### WHAT IS BEING ASKED
Starting from the first line and stopping after the line that contains "copper coil antenna [196,305,606,469]", rewrite those lines as a JSON list of strings, one string per line, skipping any blank lines.

### AVAILABLE DATA
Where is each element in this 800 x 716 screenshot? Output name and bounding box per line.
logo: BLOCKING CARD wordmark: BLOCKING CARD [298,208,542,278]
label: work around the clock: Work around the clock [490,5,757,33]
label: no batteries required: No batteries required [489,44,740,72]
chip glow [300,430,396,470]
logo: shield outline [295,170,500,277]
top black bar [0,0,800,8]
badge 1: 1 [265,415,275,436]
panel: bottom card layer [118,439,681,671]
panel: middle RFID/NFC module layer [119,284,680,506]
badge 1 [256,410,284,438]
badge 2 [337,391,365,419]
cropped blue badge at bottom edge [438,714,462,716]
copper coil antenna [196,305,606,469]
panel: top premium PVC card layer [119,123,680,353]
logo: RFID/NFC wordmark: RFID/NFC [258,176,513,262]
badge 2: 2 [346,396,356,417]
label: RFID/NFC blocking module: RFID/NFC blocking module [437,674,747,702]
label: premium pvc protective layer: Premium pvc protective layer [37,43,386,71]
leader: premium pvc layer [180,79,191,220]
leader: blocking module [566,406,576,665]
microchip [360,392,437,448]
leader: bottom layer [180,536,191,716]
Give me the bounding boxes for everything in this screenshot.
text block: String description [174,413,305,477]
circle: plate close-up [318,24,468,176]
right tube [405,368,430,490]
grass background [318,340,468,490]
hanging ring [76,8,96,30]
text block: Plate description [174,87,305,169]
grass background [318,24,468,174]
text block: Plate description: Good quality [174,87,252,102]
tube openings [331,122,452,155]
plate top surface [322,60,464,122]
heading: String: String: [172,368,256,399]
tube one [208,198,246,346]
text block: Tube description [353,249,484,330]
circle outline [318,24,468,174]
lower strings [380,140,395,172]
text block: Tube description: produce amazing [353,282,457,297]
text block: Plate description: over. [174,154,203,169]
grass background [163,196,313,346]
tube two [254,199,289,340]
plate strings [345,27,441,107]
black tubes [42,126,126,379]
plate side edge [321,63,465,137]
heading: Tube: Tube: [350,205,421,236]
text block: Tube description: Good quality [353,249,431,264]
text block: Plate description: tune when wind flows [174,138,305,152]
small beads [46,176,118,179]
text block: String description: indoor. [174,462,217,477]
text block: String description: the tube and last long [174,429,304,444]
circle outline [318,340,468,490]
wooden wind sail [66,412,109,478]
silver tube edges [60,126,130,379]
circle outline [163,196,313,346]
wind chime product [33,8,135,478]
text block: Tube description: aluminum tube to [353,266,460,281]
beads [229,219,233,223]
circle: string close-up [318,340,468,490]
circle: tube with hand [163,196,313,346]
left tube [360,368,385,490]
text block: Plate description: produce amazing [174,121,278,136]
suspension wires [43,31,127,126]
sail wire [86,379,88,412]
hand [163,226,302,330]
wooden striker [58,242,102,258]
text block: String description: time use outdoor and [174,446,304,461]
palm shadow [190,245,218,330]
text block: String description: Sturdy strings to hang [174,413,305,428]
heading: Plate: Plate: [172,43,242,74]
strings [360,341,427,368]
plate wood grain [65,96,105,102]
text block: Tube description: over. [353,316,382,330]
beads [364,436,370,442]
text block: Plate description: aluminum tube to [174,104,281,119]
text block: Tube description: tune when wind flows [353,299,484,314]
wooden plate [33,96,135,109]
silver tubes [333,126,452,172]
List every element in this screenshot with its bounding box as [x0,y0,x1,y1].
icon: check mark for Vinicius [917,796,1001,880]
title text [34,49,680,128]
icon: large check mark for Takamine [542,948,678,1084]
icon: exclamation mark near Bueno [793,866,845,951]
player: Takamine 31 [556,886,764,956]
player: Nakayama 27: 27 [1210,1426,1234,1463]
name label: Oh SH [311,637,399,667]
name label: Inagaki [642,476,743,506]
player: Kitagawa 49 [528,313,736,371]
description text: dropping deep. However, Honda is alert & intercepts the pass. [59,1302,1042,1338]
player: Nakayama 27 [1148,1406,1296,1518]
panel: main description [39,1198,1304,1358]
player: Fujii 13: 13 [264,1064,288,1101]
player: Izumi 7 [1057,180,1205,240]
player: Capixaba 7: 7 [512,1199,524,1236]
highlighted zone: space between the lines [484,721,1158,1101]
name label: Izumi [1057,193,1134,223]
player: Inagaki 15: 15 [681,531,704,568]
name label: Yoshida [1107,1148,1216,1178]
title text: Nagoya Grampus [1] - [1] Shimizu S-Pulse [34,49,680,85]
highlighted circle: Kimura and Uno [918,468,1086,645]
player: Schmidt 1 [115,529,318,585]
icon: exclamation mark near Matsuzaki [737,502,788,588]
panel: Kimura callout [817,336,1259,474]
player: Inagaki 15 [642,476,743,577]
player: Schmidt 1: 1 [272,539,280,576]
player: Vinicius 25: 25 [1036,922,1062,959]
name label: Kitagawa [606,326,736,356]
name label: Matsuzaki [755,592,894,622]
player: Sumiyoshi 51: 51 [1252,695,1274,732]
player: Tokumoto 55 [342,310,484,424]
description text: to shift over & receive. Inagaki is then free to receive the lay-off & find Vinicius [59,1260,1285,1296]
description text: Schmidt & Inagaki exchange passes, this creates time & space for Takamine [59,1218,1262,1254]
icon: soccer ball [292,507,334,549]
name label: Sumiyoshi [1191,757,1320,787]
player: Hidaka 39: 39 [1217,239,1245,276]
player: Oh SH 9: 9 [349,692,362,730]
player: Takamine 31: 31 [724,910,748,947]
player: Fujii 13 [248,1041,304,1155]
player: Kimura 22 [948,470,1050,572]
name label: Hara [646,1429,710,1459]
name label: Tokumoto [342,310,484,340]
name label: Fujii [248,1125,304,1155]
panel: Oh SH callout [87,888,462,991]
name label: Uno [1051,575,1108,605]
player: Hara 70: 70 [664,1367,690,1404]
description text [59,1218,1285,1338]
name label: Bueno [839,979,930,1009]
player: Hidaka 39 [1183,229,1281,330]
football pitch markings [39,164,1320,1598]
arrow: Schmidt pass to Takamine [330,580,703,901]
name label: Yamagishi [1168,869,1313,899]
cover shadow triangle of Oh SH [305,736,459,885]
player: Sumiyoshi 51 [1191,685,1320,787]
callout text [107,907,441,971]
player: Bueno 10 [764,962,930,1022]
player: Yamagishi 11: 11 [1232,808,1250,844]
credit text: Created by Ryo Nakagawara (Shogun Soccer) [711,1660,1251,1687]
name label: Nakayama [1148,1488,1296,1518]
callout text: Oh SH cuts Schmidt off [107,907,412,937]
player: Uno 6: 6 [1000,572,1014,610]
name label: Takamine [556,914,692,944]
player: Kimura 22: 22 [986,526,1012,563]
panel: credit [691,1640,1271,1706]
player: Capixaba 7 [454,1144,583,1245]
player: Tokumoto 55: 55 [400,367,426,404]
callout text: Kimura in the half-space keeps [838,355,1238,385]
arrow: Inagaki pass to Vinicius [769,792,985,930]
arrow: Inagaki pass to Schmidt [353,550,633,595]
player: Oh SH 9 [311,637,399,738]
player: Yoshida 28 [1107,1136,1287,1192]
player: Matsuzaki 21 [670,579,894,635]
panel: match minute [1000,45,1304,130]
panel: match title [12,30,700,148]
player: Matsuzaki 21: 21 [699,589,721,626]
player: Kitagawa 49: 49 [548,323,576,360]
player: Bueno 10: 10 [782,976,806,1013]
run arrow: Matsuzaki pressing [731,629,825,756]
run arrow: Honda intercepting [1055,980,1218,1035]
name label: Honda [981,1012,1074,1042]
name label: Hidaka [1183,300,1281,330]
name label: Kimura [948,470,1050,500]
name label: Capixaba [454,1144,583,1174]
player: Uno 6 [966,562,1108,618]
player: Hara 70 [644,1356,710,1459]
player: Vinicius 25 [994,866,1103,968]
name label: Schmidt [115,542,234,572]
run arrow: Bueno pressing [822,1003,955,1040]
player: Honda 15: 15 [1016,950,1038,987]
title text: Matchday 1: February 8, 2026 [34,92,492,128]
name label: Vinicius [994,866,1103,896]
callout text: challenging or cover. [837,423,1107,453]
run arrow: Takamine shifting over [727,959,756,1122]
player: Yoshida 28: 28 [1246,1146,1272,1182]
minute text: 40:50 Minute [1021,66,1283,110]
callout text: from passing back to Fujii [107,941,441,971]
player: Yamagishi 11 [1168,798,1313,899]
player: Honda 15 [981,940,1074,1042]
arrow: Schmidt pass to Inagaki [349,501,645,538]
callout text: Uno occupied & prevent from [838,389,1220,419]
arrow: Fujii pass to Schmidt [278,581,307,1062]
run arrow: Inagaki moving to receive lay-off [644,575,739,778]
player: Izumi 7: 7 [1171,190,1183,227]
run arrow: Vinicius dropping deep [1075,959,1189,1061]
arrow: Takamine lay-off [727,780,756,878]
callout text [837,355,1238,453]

### FINISHED EXERCISE
[
  "Where is each element in this 800 x 716 screenshot? Output name and bounding box per line.",
  "logo: BLOCKING CARD wordmark: BLOCKING CARD [298,208,542,278]",
  "label: work around the clock: Work around the clock [490,5,757,33]",
  "label: no batteries required: No batteries required [489,44,740,72]",
  "chip glow [300,430,396,470]",
  "logo: shield outline [295,170,500,277]",
  "top black bar [0,0,800,8]",
  "badge 1: 1 [265,415,275,436]",
  "panel: bottom card layer [118,439,681,671]",
  "panel: middle RFID/NFC module layer [119,284,680,506]",
  "badge 1 [256,410,284,438]",
  "badge 2 [337,391,365,419]",
  "cropped blue badge at bottom edge [438,714,462,716]",
  "copper coil antenna [196,305,606,469]"
]